-- Required task --
Drop every picture and give the entries back exactly.
____________________
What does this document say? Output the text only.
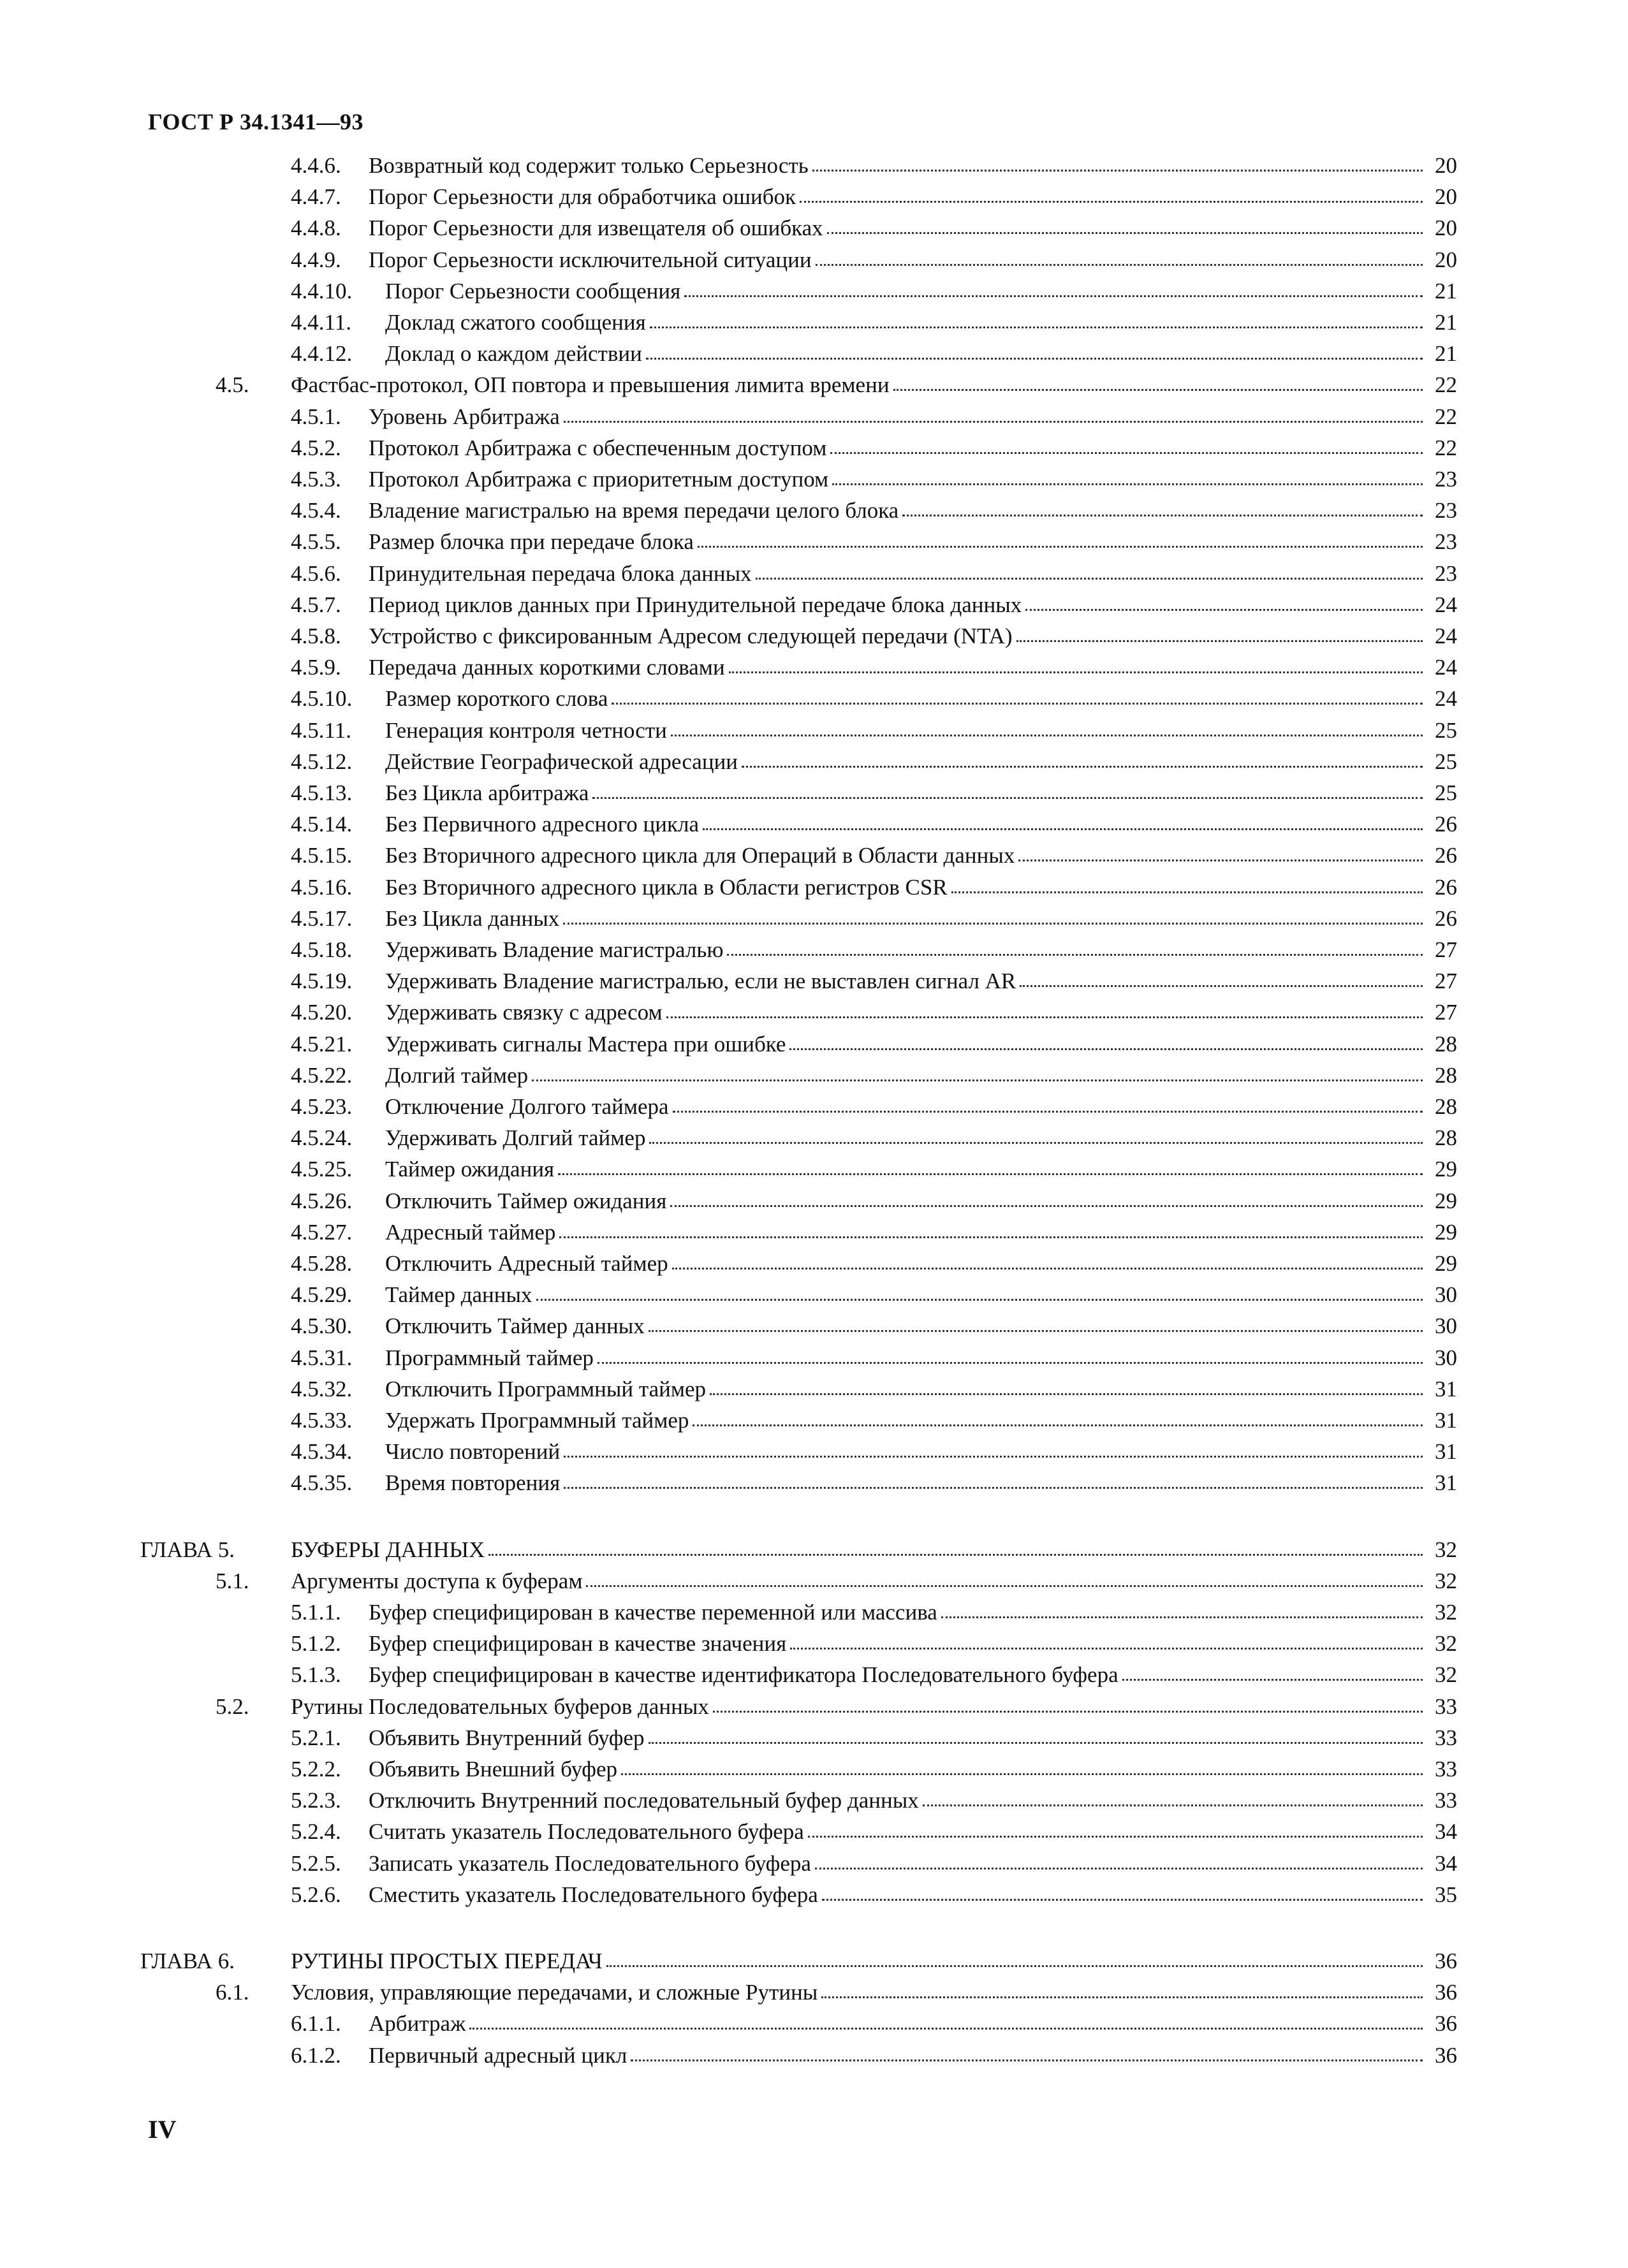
ГОСТ Р 34.1341—93
4.4.6. Возвратный код содержит только Серьезность	20
4.4.7. Порог Серьезности для обработчика ошибок	20
4.4.8. Порог Серьезности для извещателя об ошибках	20
4.4.9. Порог Серьезности исключительной ситуации	20
4.4.10. Порог Серьезности сообщения	21
4.4.11. Доклад сжатого сообщения	21
4.4.12. Доклад о каждом действии	21
4.5. Фастбас-протокол, ОП повтора и превышения лимита времени	22
4.5.1. Уровень Арбитража	22
4.5.2. Протокол Арбитража с обеспеченным доступом	22
4.5.3. Протокол Арбитража с приоритетным доступом	23
4.5.4. Владение магистралью на время передачи целого блока	23
4.5.5. Размер блочка при передаче блока	23
4.5.6. Принудительная передача блока данных	23
4.5.7. Период циклов данных при Принудительной передаче блока данных	24
4.5.8. Устройство с фиксированным Адресом следующей передачи (NTA)	24
4.5.9. Передача данных короткими словами	24
4.5.10. Размер короткого слова	24
4.5.11. Генерация контроля четности	25
4.5.12. Действие Географической адресации	25
4.5.13. Без Цикла арбитража	25
4.5.14. Без Первичного адресного цикла	26
4.5.15. Без Вторичного адресного цикла для Операций в Области данных	26
4.5.16. Без Вторичного адресного цикла в Области регистров CSR	26
4.5.17. Без Цикла данных	26
4.5.18. Удерживать Владение магистралью	27
4.5.19. Удерживать Владение магистралью, если не выставлен сигнал AR	27
4.5.20. Удерживать связку с адресом	27
4.5.21. Удерживать сигналы Мастера при ошибке	28
4.5.22. Долгий таймер	28
4.5.23. Отключение Долгого таймера	28
4.5.24. Удерживать Долгий таймер	28
4.5.25. Таймер ожидания	29
4.5.26. Отключить Таймер ожидания	29
4.5.27. Адресный таймер	29
4.5.28. Отключить Адресный таймер	29
4.5.29. Таймер данных	30
4.5.30. Отключить Таймер данных	30
4.5.31. Программный таймер	30
4.5.32. Отключить Программный таймер	31
4.5.33. Удержать Программный таймер	31
4.5.34. Число повторений	31
4.5.35. Время повторения	31
ГЛАВА 5.	БУФЕРЫ ДАННЫХ	32
5.1. Аргументы доступа к буферам	32
5.1.1. Буфер специфицирован в качестве переменной или массива	32
5.1.2. Буфер специфицирован в качестве значения	32
5.1.3. Буфер специфицирован в качестве идентификатора Последовательного буфера	32
5.2. Рутины Последовательных буферов данных	33
5.2.1. Объявить Внутренний буфер	33
5.2.2. Объявить Внешний буфер	33
5.2.3. Отключить Внутренний последовательный буфер данных	33
5.2.4. Считать указатель Последовательного буфера	34
5.2.5. Записать указатель Последовательного буфера	34
5.2.6. Сместить указатель Последовательного буфера	35
ГЛАВА 6.	РУТИНЫ ПРОСТЫХ ПЕРЕДАЧ	36
6.1. Условия, управляющие передачами, и сложные Рутины	36
6.1.1. Арбитраж	36
6.1.2. Первичный адресный цикл	36
IV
____________________
-- Solution for this exercise --
What does this document say? Output the text only.
ГОСТ Р 34.1341—93
4.4.6. Возвратный код содержит только Серьезность	20
4.4.7. Порог Серьезности для обработчика ошибок	20
4.4.8. Порог Серьезности для извещателя об ошибках	20
4.4.9. Порог Серьезности исключительной ситуации	20
4.4.10. Порог Серьезности сообщения	21
4.4.11. Доклад сжатого сообщения	21
4.4.12. Доклад о каждом действии	21
4.5. Фастбас-протокол, ОП повтора и превышения лимита времени	22
4.5.1. Уровень Арбитража	22
4.5.2. Протокол Арбитража с обеспеченным доступом	22
4.5.3. Протокол Арбитража с приоритетным доступом	23
4.5.4. Владение магистралью на время передачи целого блока	23
4.5.5. Размер блочка при передаче блока	23
4.5.6. Принудительная передача блока данных	23
4.5.7. Период циклов данных при Принудительной передаче блока данных	24
4.5.8. Устройство с фиксированным Адресом следующей передачи (NTA)	24
4.5.9. Передача данных короткими словами	24
4.5.10. Размер короткого слова	24
4.5.11. Генерация контроля четности	25
4.5.12. Действие Географической адресации	25
4.5.13. Без Цикла арбитража	25
4.5.14. Без Первичного адресного цикла	26
4.5.15. Без Вторичного адресного цикла для Операций в Области данных	26
4.5.16. Без Вторичного адресного цикла в Области регистров CSR	26
4.5.17. Без Цикла данных	26
4.5.18. Удерживать Владение магистралью	27
4.5.19. Удерживать Владение магистралью, если не выставлен сигнал AR	27
4.5.20. Удерживать связку с адресом	27
4.5.21. Удерживать сигналы Мастера при ошибке	28
4.5.22. Долгий таймер	28
4.5.23. Отключение Долгого таймера	28
4.5.24. Удерживать Долгий таймер	28
4.5.25. Таймер ожидания	29
4.5.26. Отключить Таймер ожидания	29
4.5.27. Адресный таймер	29
4.5.28. Отключить Адресный таймер	29
4.5.29. Таймер данных	30
4.5.30. Отключить Таймер данных	30
4.5.31. Программный таймер	30
4.5.32. Отключить Программный таймер	31
4.5.33. Удержать Программный таймер	31
4.5.34. Число повторений	31
4.5.35. Время повторения	31
ГЛАВА 5.	БУФЕРЫ ДАННЫХ	32
5.1. Аргументы доступа к буферам	32
5.1.1. Буфер специфицирован в качестве переменной или массива	32
5.1.2. Буфер специфицирован в качестве значения	32
5.1.3. Буфер специфицирован в качестве идентификатора Последовательного буфера	32
5.2. Рутины Последовательных буферов данных	33
5.2.1. Объявить Внутренний буфер	33
5.2.2. Объявить Внешний буфер	33
5.2.3. Отключить Внутренний последовательный буфер данных	33
5.2.4. Считать указатель Последовательного буфера	34
5.2.5. Записать указатель Последовательного буфера	34
5.2.6. Сместить указатель Последовательного буфера	35
ГЛАВА 6.	РУТИНЫ ПРОСТЫХ ПЕРЕДАЧ	36
6.1. Условия, управляющие передачами, и сложные Рутины	36
6.1.1. Арбитраж	36
6.1.2. Первичный адресный цикл	36
IV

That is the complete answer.